→ A run of records
--- --- ---

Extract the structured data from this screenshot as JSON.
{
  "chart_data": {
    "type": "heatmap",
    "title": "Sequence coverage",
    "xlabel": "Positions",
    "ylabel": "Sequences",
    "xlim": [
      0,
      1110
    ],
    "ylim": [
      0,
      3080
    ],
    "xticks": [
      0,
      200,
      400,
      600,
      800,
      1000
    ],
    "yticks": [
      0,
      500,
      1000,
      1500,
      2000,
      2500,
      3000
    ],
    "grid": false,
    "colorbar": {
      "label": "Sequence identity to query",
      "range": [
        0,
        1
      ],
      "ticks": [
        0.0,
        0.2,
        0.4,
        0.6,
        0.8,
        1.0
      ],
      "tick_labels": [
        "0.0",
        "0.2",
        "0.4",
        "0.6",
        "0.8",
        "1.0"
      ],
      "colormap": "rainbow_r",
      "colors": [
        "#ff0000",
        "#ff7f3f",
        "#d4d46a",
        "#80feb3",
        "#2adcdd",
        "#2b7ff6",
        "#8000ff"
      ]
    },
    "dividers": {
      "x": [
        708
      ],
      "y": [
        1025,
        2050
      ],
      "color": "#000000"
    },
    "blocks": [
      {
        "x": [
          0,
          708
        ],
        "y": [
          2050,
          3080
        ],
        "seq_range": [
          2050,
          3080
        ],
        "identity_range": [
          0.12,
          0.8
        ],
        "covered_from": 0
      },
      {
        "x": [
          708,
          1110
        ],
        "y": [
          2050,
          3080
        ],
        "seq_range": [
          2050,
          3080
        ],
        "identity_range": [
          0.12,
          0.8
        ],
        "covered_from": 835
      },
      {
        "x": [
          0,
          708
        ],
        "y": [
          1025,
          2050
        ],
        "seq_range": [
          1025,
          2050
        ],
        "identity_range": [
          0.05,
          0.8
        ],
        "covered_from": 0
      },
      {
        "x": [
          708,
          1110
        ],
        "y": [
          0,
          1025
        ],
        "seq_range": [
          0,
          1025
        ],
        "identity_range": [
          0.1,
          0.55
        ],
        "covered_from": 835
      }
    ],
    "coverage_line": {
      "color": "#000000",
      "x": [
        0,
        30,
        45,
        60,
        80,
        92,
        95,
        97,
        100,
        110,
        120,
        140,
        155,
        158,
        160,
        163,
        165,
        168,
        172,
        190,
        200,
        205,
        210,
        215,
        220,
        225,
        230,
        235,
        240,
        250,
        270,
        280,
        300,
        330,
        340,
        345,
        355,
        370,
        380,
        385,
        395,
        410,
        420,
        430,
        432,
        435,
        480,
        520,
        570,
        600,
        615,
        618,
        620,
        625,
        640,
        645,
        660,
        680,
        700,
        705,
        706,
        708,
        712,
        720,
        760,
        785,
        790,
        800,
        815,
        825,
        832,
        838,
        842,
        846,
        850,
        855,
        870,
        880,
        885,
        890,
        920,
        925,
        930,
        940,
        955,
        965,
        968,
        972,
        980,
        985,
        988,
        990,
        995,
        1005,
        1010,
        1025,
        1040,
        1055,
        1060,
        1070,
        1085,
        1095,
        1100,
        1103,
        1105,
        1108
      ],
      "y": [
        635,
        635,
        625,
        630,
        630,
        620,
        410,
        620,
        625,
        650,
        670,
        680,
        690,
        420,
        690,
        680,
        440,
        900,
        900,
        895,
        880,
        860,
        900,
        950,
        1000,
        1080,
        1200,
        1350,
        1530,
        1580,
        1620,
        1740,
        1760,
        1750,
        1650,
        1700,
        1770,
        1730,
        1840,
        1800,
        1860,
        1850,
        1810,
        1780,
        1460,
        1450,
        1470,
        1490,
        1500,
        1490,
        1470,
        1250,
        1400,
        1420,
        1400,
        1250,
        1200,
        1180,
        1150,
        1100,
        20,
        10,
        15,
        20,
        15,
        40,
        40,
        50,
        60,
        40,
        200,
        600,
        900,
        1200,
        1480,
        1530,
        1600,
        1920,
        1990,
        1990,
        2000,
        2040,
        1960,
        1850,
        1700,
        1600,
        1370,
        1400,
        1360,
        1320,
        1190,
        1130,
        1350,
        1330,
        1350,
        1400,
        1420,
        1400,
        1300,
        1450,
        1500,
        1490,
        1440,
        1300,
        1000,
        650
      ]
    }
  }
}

--- --- ---

Each entry above is to be quoted exactly.

→ THE COMPLETED TASK
Extract the structured data from this screenshot as JSON.
{
  "chart_data": {
    "type": "heatmap",
    "title": "Sequence coverage",
    "xlabel": "Positions",
    "ylabel": "Sequences",
    "xlim": [
      0,
      1110
    ],
    "ylim": [
      0,
      3080
    ],
    "xticks": [
      0,
      200,
      400,
      600,
      800,
      1000
    ],
    "yticks": [
      0,
      500,
      1000,
      1500,
      2000,
      2500,
      3000
    ],
    "grid": false,
    "colorbar": {
      "label": "Sequence identity to query",
      "range": [
        0,
        1
      ],
      "ticks": [
        0.0,
        0.2,
        0.4,
        0.6,
        0.8,
        1.0
      ],
      "tick_labels": [
        "0.0",
        "0.2",
        "0.4",
        "0.6",
        "0.8",
        "1.0"
      ],
      "colormap": "rainbow_r",
      "colors": [
        "#ff0000",
        "#ff7f3f",
        "#d4d46a",
        "#80feb3",
        "#2adcdd",
        "#2b7ff6",
        "#8000ff"
      ]
    },
    "dividers": {
      "x": [
        708
      ],
      "y": [
        1025,
        2050
      ],
      "color": "#000000"
    },
    "blocks": [
      {
        "x": [
          0,
          708
        ],
        "y": [
          2050,
          3080
        ],
        "seq_range": [
          2050,
          3080
        ],
        "identity_range": [
          0.12,
          0.8
        ],
        "covered_from": 0
      },
      {
        "x": [
          708,
          1110
        ],
        "y": [
          2050,
          3080
        ],
        "seq_range": [
          2050,
          3080
        ],
        "identity_range": [
          0.12,
          0.8
        ],
        "covered_from": 835
      },
      {
        "x": [
          0,
          708
        ],
        "y": [
          1025,
          2050
        ],
        "seq_range": [
          1025,
          2050
        ],
        "identity_range": [
          0.05,
          0.8
        ],
        "covered_from": 0
      },
      {
        "x": [
          708,
          1110
        ],
        "y": [
          0,
          1025
        ],
        "seq_range": [
          0,
          1025
        ],
        "identity_range": [
          0.1,
          0.55
        ],
        "covered_from": 835
      }
    ],
    "coverage_line": {
      "color": "#000000",
      "x": [
        0,
        30,
        45,
        60,
        80,
        92,
        95,
        97,
        100,
        110,
        120,
        140,
        155,
        158,
        160,
        163,
        165,
        168,
        172,
        190,
        200,
        205,
        210,
        215,
        220,
        225,
        230,
        235,
        240,
        250,
        270,
        280,
        300,
        330,
        340,
        345,
        355,
        370,
        380,
        385,
        395,
        410,
        420,
        430,
        432,
        435,
        480,
        520,
        570,
        600,
        615,
        618,
        620,
        625,
        640,
        645,
        660,
        680,
        700,
        705,
        706,
        708,
        712,
        720,
        760,
        785,
        790,
        800,
        815,
        825,
        832,
        838,
        842,
        846,
        850,
        855,
        870,
        880,
        885,
        890,
        920,
        925,
        930,
        940,
        955,
        965,
        968,
        972,
        980,
        985,
        988,
        990,
        995,
        1005,
        1010,
        1025,
        1040,
        1055,
        1060,
        1070,
        1085,
        1095,
        1100,
        1103,
        1105,
        1108
      ],
      "y": [
        635,
        635,
        625,
        630,
        630,
        620,
        410,
        620,
        625,
        650,
        670,
        680,
        690,
        420,
        690,
        680,
        440,
        900,
        900,
        895,
        880,
        860,
        900,
        950,
        1000,
        1080,
        1200,
        1350,
        1530,
        1580,
        1620,
        1740,
        1760,
        1750,
        1650,
        1700,
        1770,
        1730,
        1840,
        1800,
        1860,
        1850,
        1810,
        1780,
        1460,
        1450,
        1470,
        1490,
        1500,
        1490,
        1470,
        1250,
        1400,
        1420,
        1400,
        1250,
        1200,
        1180,
        1150,
        1100,
        20,
        10,
        15,
        20,
        15,
        40,
        40,
        50,
        60,
        40,
        200,
        600,
        900,
        1200,
        1480,
        1530,
        1600,
        1920,
        1990,
        1990,
        2000,
        2040,
        1960,
        1850,
        1700,
        1600,
        1370,
        1400,
        1360,
        1320,
        1190,
        1130,
        1350,
        1330,
        1350,
        1400,
        1420,
        1400,
        1300,
        1450,
        1500,
        1490,
        1440,
        1300,
        1000,
        650
      ]
    }
  }
}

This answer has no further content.